▶ [Dataset records]:
^^^^^^^^^^^^^^^^

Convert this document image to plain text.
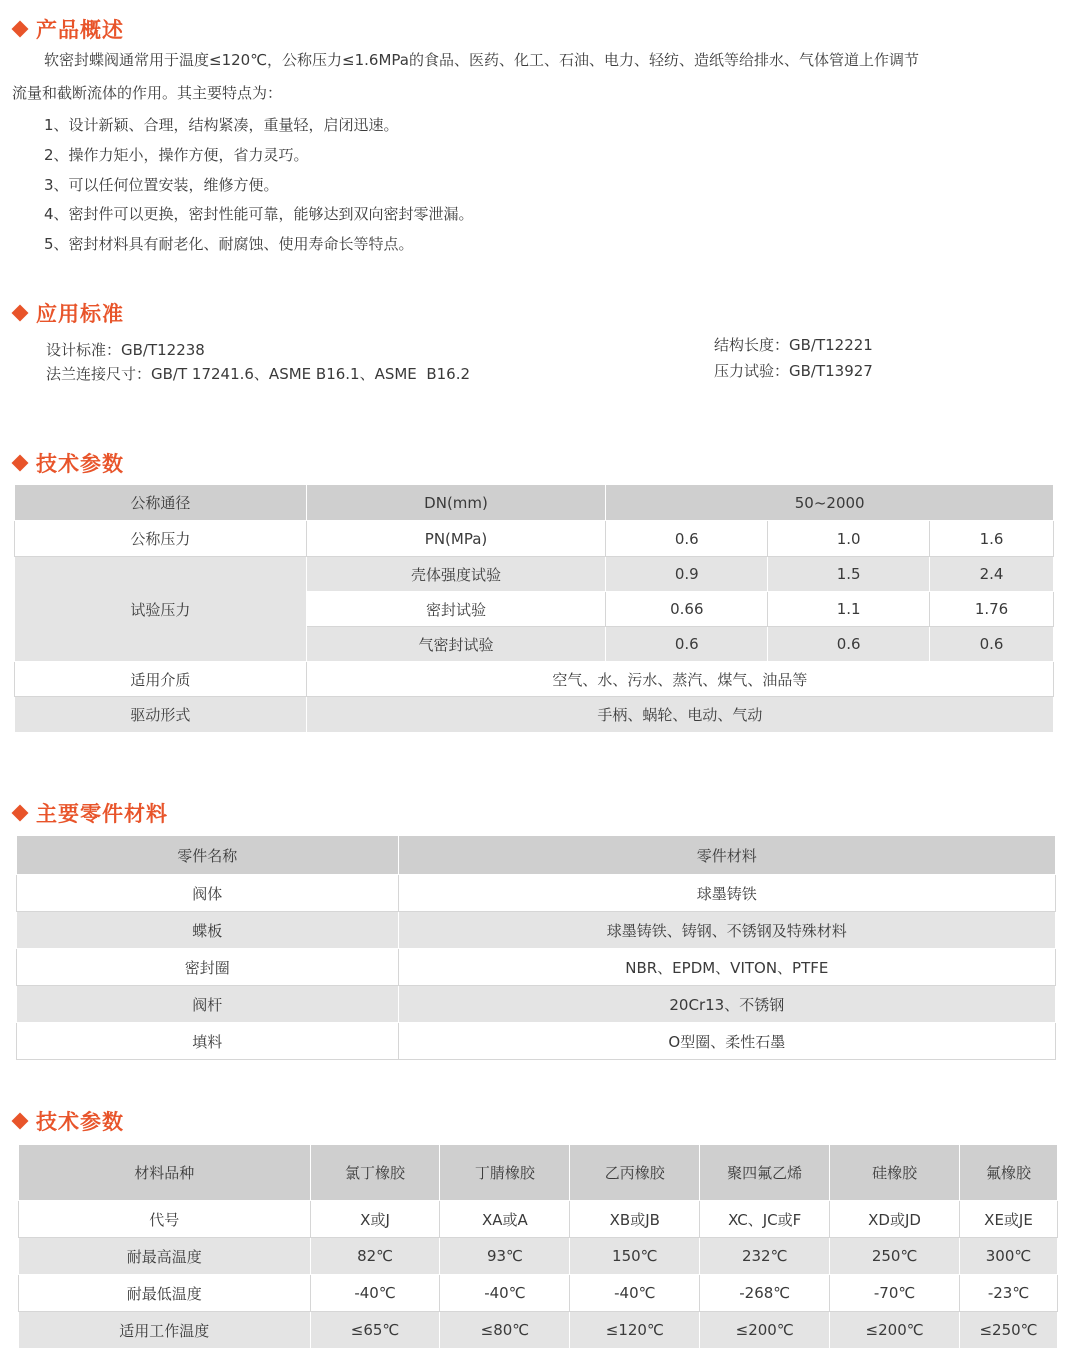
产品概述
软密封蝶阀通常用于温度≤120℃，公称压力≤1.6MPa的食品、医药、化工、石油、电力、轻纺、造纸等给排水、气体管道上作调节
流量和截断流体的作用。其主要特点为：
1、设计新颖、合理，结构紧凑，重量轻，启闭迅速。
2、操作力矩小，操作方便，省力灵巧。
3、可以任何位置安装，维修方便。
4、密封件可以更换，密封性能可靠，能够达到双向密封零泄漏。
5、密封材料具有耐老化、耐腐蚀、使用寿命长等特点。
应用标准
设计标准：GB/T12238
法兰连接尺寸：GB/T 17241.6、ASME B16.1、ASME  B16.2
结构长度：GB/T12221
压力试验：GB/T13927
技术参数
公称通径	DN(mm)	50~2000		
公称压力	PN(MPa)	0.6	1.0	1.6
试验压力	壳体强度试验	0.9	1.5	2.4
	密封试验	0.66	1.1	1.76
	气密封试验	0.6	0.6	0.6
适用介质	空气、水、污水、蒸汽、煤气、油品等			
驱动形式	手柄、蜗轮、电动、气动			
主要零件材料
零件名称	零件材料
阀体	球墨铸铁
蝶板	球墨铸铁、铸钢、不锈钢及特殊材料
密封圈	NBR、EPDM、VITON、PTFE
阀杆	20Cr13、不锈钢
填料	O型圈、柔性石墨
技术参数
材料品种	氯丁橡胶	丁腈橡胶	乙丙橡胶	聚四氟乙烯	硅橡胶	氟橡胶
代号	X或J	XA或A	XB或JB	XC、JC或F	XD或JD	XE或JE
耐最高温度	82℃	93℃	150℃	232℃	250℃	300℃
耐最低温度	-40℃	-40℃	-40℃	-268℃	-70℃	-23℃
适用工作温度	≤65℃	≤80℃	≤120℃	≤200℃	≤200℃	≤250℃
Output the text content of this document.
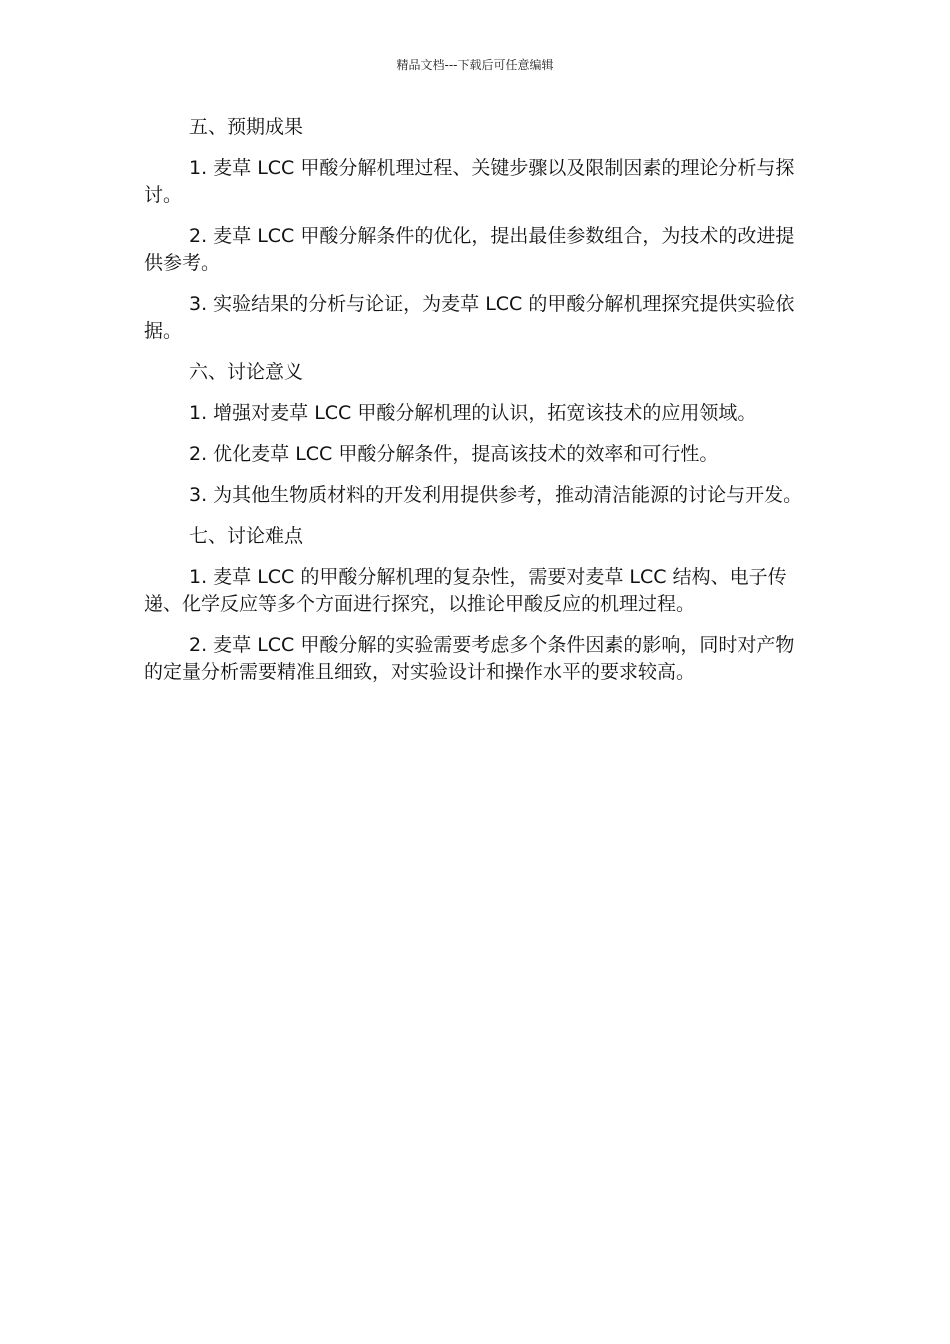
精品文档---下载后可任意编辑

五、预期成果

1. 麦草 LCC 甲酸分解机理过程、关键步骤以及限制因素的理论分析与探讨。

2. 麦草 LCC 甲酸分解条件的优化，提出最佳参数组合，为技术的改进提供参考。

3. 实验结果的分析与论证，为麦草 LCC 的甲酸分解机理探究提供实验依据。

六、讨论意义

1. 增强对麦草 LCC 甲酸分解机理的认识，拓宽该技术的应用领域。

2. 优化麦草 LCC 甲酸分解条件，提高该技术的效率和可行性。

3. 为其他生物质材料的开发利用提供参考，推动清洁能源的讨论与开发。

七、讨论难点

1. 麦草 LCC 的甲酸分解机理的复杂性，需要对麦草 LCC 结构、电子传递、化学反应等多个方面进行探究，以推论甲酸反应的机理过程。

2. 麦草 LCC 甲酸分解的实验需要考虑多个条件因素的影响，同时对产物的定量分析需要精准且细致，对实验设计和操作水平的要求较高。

^^^^^^^^^^^^^^^^

Show each line of the data that contains the string "this".

Convert this document image to plain text.
Output the text content of this document.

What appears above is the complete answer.